» **THE PROBLEM**
Extract all of the data and reproduce it precisely.

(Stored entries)
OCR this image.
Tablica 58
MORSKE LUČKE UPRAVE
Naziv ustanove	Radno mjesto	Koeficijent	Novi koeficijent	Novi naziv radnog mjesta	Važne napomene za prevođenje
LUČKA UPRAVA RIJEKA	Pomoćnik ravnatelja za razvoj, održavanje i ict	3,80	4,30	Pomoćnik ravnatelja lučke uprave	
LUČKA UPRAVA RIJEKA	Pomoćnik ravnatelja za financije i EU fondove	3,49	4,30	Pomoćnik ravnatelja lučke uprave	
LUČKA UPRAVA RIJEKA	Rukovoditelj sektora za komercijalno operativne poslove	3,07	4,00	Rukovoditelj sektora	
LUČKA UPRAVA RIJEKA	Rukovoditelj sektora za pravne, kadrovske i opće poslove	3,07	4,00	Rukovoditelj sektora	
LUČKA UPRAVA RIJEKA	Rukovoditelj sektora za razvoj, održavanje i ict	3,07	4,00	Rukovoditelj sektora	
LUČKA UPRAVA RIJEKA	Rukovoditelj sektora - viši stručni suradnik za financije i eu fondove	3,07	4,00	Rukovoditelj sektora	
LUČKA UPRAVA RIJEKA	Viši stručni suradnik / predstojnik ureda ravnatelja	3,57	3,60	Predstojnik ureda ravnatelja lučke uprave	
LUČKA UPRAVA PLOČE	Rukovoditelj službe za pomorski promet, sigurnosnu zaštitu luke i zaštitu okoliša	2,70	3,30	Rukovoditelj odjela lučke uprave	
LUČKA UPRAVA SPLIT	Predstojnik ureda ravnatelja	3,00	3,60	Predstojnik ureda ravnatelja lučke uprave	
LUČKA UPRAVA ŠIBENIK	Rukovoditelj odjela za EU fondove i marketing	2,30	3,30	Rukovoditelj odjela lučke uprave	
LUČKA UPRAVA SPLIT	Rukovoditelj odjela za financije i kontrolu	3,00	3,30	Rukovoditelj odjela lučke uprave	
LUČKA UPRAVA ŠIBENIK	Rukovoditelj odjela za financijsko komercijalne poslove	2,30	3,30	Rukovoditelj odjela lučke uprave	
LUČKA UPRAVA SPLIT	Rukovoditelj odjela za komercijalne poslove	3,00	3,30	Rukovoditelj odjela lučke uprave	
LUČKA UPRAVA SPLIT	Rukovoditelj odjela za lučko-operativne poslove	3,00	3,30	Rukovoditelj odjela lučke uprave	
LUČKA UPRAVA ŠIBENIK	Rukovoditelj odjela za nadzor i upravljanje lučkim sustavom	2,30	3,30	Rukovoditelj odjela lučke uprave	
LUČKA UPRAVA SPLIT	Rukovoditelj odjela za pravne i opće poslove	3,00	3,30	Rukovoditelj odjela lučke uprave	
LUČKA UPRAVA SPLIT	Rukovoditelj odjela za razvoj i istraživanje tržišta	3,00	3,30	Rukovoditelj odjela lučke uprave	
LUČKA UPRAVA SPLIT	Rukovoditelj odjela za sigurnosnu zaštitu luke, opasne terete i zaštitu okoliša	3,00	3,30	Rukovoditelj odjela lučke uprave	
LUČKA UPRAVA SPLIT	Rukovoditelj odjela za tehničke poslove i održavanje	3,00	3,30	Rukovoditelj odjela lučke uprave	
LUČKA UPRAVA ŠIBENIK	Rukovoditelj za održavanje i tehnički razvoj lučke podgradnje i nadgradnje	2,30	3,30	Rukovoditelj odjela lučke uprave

» **SOLUTION TO THIS EXERCISE**
OCR this image.
Tablica 58
MORSKE LUČKE UPRAVE
Naziv ustanove	Radno mjesto	Koeficijent	Novi koeficijent	Novi naziv radnog mjesta	Važne napomene za prevođenje
LUČKA UPRAVA RIJEKA	Pomoćnik ravnatelja za razvoj, održavanje i ict	3,80	4,30	Pomoćnik ravnatelja lučke uprave	
LUČKA UPRAVA RIJEKA	Pomoćnik ravnatelja za financije i EU fondove	3,49	4,30	Pomoćnik ravnatelja lučke uprave	
LUČKA UPRAVA RIJEKA	Rukovoditelj sektora za komercijalno operativne poslove	3,07	4,00	Rukovoditelj sektora	
LUČKA UPRAVA RIJEKA	Rukovoditelj sektora za pravne, kadrovske i opće poslove	3,07	4,00	Rukovoditelj sektora	
LUČKA UPRAVA RIJEKA	Rukovoditelj sektora za razvoj, održavanje i ict	3,07	4,00	Rukovoditelj sektora	
LUČKA UPRAVA RIJEKA	Rukovoditelj sektora - viši stručni suradnik za financije i eu fondove	3,07	4,00	Rukovoditelj sektora	
LUČKA UPRAVA RIJEKA	Viši stručni suradnik / predstojnik ureda ravnatelja	3,57	3,60	Predstojnik ureda ravnatelja lučke uprave	
LUČKA UPRAVA PLOČE	Rukovoditelj službe za pomorski promet, sigurnosnu zaštitu luke i zaštitu okoliša	2,70	3,30	Rukovoditelj odjela lučke uprave	
LUČKA UPRAVA SPLIT	Predstojnik ureda ravnatelja	3,00	3,60	Predstojnik ureda ravnatelja lučke uprave	
LUČKA UPRAVA ŠIBENIK	Rukovoditelj odjela za EU fondove i marketing	2,30	3,30	Rukovoditelj odjela lučke uprave	
LUČKA UPRAVA SPLIT	Rukovoditelj odjela za financije i kontrolu	3,00	3,30	Rukovoditelj odjela lučke uprave	
LUČKA UPRAVA ŠIBENIK	Rukovoditelj odjela za financijsko komercijalne poslove	2,30	3,30	Rukovoditelj odjela lučke uprave	
LUČKA UPRAVA SPLIT	Rukovoditelj odjela za komercijalne poslove	3,00	3,30	Rukovoditelj odjela lučke uprave	
LUČKA UPRAVA SPLIT	Rukovoditelj odjela za lučko-operativne poslove	3,00	3,30	Rukovoditelj odjela lučke uprave	
LUČKA UPRAVA ŠIBENIK	Rukovoditelj odjela za nadzor i upravljanje lučkim sustavom	2,30	3,30	Rukovoditelj odjela lučke uprave	
LUČKA UPRAVA SPLIT	Rukovoditelj odjela za pravne i opće poslove	3,00	3,30	Rukovoditelj odjela lučke uprave	
LUČKA UPRAVA SPLIT	Rukovoditelj odjela za razvoj i istraživanje tržišta	3,00	3,30	Rukovoditelj odjela lučke uprave	
LUČKA UPRAVA SPLIT	Rukovoditelj odjela za sigurnosnu zaštitu luke, opasne terete i zaštitu okoliša	3,00	3,30	Rukovoditelj odjela lučke uprave	
LUČKA UPRAVA SPLIT	Rukovoditelj odjela za tehničke poslove i održavanje	3,00	3,30	Rukovoditelj odjela lučke uprave	
LUČKA UPRAVA ŠIBENIK	Rukovoditelj za održavanje i tehnički razvoj lučke podgradnje i nadgradnje	2,30	3,30	Rukovoditelj odjela lučke uprave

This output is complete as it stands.